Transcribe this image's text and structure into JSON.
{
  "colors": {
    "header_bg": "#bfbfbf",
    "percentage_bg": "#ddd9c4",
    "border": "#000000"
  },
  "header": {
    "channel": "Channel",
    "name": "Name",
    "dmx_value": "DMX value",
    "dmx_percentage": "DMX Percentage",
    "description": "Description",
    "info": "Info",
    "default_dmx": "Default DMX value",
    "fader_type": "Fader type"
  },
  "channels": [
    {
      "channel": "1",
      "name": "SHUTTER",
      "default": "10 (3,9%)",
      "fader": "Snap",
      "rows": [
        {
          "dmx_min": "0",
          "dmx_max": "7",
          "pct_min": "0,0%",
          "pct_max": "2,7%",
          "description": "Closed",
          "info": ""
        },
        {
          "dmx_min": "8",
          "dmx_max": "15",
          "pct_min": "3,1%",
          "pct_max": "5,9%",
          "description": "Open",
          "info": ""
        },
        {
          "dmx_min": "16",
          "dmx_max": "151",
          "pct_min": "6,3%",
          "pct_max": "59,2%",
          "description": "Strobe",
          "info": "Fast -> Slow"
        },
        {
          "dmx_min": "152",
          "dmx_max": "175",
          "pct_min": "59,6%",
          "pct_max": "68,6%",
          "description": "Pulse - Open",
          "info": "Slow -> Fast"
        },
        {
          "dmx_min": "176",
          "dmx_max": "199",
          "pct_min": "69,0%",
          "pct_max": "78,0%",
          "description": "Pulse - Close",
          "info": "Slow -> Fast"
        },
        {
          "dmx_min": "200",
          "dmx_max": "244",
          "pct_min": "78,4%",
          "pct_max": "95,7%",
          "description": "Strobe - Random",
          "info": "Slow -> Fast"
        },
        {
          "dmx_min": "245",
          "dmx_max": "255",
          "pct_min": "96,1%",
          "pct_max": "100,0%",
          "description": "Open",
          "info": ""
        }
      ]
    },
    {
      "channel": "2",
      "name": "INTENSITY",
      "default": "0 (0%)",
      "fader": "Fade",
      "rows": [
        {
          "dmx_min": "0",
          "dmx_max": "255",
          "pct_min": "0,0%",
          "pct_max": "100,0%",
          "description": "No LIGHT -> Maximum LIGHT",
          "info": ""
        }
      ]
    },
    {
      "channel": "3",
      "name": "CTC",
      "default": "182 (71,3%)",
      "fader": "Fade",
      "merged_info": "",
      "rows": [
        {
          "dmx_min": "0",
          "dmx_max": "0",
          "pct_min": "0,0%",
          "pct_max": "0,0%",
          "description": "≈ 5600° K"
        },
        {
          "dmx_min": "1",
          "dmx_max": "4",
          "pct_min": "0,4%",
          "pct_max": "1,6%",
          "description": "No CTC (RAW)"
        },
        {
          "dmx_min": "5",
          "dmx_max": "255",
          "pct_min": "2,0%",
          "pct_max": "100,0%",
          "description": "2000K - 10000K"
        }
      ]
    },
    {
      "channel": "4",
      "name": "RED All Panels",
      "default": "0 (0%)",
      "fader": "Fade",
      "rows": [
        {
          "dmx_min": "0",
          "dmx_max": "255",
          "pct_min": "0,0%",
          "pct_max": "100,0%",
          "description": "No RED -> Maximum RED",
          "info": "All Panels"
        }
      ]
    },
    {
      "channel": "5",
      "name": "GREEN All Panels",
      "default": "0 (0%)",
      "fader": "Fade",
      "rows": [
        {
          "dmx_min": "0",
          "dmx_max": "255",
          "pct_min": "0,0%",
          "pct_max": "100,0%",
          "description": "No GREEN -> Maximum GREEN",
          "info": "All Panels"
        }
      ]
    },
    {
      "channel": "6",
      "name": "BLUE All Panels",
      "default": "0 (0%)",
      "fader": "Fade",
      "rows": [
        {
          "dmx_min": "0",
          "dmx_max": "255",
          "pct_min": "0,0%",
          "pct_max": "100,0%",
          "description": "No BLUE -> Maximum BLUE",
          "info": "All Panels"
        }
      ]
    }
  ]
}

▸ Work instructions:
Repeat every line of the data, exactly and in full.

▸ Result of this task:
Transcribe this image's text and structure into JSON.
{
  "colors": {
    "header_bg": "#bfbfbf",
    "percentage_bg": "#ddd9c4",
    "border": "#000000"
  },
  "header": {
    "channel": "Channel",
    "name": "Name",
    "dmx_value": "DMX value",
    "dmx_percentage": "DMX Percentage",
    "description": "Description",
    "info": "Info",
    "default_dmx": "Default DMX value",
    "fader_type": "Fader type"
  },
  "channels": [
    {
      "channel": "1",
      "name": "SHUTTER",
      "default": "10 (3,9%)",
      "fader": "Snap",
      "rows": [
        {
          "dmx_min": "0",
          "dmx_max": "7",
          "pct_min": "0,0%",
          "pct_max": "2,7%",
          "description": "Closed",
          "info": ""
        },
        {
          "dmx_min": "8",
          "dmx_max": "15",
          "pct_min": "3,1%",
          "pct_max": "5,9%",
          "description": "Open",
          "info": ""
        },
        {
          "dmx_min": "16",
          "dmx_max": "151",
          "pct_min": "6,3%",
          "pct_max": "59,2%",
          "description": "Strobe",
          "info": "Fast -> Slow"
        },
        {
          "dmx_min": "152",
          "dmx_max": "175",
          "pct_min": "59,6%",
          "pct_max": "68,6%",
          "description": "Pulse - Open",
          "info": "Slow -> Fast"
        },
        {
          "dmx_min": "176",
          "dmx_max": "199",
          "pct_min": "69,0%",
          "pct_max": "78,0%",
          "description": "Pulse - Close",
          "info": "Slow -> Fast"
        },
        {
          "dmx_min": "200",
          "dmx_max": "244",
          "pct_min": "78,4%",
          "pct_max": "95,7%",
          "description": "Strobe - Random",
          "info": "Slow -> Fast"
        },
        {
          "dmx_min": "245",
          "dmx_max": "255",
          "pct_min": "96,1%",
          "pct_max": "100,0%",
          "description": "Open",
          "info": ""
        }
      ]
    },
    {
      "channel": "2",
      "name": "INTENSITY",
      "default": "0 (0%)",
      "fader": "Fade",
      "rows": [
        {
          "dmx_min": "0",
          "dmx_max": "255",
          "pct_min": "0,0%",
          "pct_max": "100,0%",
          "description": "No LIGHT -> Maximum LIGHT",
          "info": ""
        }
      ]
    },
    {
      "channel": "3",
      "name": "CTC",
      "default": "182 (71,3%)",
      "fader": "Fade",
      "merged_info": "",
      "rows": [
        {
          "dmx_min": "0",
          "dmx_max": "0",
          "pct_min": "0,0%",
          "pct_max": "0,0%",
          "description": "≈ 5600° K"
        },
        {
          "dmx_min": "1",
          "dmx_max": "4",
          "pct_min": "0,4%",
          "pct_max": "1,6%",
          "description": "No CTC (RAW)"
        },
        {
          "dmx_min": "5",
          "dmx_max": "255",
          "pct_min": "2,0%",
          "pct_max": "100,0%",
          "description": "2000K - 10000K"
        }
      ]
    },
    {
      "channel": "4",
      "name": "RED All Panels",
      "default": "0 (0%)",
      "fader": "Fade",
      "rows": [
        {
          "dmx_min": "0",
          "dmx_max": "255",
          "pct_min": "0,0%",
          "pct_max": "100,0%",
          "description": "No RED -> Maximum RED",
          "info": "All Panels"
        }
      ]
    },
    {
      "channel": "5",
      "name": "GREEN All Panels",
      "default": "0 (0%)",
      "fader": "Fade",
      "rows": [
        {
          "dmx_min": "0",
          "dmx_max": "255",
          "pct_min": "0,0%",
          "pct_max": "100,0%",
          "description": "No GREEN -> Maximum GREEN",
          "info": "All Panels"
        }
      ]
    },
    {
      "channel": "6",
      "name": "BLUE All Panels",
      "default": "0 (0%)",
      "fader": "Fade",
      "rows": [
        {
          "dmx_min": "0",
          "dmx_max": "255",
          "pct_min": "0,0%",
          "pct_max": "100,0%",
          "description": "No BLUE -> Maximum BLUE",
          "info": "All Panels"
        }
      ]
    }
  ]
}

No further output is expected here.